[Lines of data]
-- Begin --

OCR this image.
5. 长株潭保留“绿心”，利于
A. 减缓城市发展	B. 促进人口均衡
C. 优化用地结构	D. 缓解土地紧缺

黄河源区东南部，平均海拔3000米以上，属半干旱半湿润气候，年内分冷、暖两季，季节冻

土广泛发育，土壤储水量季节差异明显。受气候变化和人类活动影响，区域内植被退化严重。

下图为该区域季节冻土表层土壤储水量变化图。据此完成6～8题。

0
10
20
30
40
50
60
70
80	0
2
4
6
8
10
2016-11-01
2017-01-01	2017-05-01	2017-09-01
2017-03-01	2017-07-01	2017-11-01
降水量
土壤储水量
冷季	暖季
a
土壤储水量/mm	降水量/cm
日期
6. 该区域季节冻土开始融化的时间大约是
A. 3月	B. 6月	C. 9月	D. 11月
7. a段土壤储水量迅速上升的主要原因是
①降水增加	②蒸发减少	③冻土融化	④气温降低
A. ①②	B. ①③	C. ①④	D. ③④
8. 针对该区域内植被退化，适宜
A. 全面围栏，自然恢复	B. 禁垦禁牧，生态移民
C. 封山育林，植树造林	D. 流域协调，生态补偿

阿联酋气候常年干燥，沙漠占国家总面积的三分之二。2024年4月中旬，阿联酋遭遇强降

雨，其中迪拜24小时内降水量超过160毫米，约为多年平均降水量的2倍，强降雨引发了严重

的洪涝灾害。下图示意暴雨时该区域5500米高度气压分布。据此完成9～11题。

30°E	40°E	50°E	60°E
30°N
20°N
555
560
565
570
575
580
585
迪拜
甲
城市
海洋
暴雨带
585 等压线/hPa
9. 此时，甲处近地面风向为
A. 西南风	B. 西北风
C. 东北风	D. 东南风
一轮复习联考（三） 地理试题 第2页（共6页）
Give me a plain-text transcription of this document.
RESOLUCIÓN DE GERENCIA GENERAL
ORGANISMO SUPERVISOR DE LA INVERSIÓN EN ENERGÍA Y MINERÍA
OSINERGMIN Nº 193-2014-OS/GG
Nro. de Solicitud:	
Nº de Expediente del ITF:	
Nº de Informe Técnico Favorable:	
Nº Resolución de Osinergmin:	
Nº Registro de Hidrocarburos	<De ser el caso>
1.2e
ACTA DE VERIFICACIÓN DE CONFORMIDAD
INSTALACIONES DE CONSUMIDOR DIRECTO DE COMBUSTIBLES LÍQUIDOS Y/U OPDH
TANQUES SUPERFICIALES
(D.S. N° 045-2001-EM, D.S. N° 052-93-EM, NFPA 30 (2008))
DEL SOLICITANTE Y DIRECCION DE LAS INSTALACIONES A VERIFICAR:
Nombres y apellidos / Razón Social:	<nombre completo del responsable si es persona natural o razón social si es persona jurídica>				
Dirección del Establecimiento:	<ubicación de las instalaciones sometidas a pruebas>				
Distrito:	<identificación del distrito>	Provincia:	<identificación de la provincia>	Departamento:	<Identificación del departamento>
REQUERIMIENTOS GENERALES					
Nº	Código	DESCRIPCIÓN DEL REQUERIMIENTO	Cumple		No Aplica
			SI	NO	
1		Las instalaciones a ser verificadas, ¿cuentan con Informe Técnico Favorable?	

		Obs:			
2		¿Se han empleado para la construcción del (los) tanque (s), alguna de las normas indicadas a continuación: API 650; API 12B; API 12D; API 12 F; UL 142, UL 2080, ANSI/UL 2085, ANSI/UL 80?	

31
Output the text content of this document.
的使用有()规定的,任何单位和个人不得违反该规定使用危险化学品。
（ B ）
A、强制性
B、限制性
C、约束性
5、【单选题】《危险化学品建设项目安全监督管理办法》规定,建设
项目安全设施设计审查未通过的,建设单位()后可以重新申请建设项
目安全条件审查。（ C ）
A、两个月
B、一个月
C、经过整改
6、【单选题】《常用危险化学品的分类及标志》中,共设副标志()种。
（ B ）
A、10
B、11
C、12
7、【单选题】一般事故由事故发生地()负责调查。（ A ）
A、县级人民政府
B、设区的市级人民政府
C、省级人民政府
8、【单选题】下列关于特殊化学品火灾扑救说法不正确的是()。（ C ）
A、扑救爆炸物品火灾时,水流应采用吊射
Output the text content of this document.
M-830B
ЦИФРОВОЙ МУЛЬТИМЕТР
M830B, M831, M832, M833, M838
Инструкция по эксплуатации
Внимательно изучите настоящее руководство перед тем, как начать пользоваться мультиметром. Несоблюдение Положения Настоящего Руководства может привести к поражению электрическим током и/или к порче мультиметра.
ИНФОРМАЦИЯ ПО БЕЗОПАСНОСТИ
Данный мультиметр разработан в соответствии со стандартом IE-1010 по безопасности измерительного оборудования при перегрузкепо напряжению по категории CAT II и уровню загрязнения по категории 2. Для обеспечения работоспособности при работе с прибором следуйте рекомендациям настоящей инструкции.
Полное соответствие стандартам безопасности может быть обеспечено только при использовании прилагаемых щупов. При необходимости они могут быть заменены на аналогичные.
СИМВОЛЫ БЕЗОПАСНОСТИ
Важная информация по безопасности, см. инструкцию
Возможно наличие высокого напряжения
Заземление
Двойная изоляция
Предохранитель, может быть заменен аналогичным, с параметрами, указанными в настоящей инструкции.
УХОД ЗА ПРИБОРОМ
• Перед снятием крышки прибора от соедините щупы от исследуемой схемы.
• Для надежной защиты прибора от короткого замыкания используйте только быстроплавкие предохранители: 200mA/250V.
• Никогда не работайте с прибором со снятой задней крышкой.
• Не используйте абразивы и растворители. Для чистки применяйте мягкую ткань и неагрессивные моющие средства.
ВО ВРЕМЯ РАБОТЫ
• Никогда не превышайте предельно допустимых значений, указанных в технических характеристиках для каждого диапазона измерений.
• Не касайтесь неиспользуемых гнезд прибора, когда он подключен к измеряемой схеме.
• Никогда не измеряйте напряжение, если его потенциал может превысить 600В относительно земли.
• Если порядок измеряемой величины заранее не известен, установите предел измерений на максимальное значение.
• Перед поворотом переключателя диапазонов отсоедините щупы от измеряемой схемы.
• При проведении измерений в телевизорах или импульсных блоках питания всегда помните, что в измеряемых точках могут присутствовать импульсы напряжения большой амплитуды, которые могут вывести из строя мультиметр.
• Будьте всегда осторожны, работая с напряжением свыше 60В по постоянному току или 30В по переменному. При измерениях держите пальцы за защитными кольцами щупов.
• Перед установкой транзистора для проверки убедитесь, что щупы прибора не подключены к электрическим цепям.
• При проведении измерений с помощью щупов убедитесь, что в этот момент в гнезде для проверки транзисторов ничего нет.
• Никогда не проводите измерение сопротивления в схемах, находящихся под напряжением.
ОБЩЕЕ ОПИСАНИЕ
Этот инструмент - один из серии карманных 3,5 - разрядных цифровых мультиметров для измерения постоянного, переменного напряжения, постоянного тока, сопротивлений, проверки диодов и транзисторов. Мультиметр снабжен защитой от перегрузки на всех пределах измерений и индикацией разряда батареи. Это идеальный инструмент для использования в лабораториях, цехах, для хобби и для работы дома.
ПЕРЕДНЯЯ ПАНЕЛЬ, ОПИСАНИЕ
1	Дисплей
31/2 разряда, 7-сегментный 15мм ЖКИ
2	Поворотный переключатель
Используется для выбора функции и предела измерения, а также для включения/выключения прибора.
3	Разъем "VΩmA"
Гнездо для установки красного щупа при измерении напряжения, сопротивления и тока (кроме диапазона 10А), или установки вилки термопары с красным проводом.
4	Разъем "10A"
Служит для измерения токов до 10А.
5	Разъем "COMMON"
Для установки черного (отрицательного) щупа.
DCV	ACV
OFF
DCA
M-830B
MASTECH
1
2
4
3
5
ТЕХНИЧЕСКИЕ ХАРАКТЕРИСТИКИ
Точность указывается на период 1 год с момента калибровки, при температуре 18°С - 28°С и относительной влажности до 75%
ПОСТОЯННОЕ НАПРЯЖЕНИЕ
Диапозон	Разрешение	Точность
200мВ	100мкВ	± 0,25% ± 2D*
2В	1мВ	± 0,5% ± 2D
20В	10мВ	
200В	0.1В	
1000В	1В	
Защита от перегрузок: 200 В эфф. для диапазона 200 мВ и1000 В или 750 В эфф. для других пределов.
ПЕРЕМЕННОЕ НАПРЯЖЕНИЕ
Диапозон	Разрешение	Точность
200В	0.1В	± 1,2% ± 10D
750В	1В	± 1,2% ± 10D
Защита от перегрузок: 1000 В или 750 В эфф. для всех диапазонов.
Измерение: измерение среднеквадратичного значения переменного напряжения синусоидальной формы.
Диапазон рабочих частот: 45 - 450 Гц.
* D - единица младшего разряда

-- End --

* _Directive_: Show, from the listing above, each line that contains the word "перегрузок".

* _Exercise answer_:
Защита от перегрузок: 200 В эфф. для диапазона 200 мВ и1000 В или 750 В эфф. для других пределов.
Защита от перегрузок: 1000 В или 750 В эфф. для всех диапазонов.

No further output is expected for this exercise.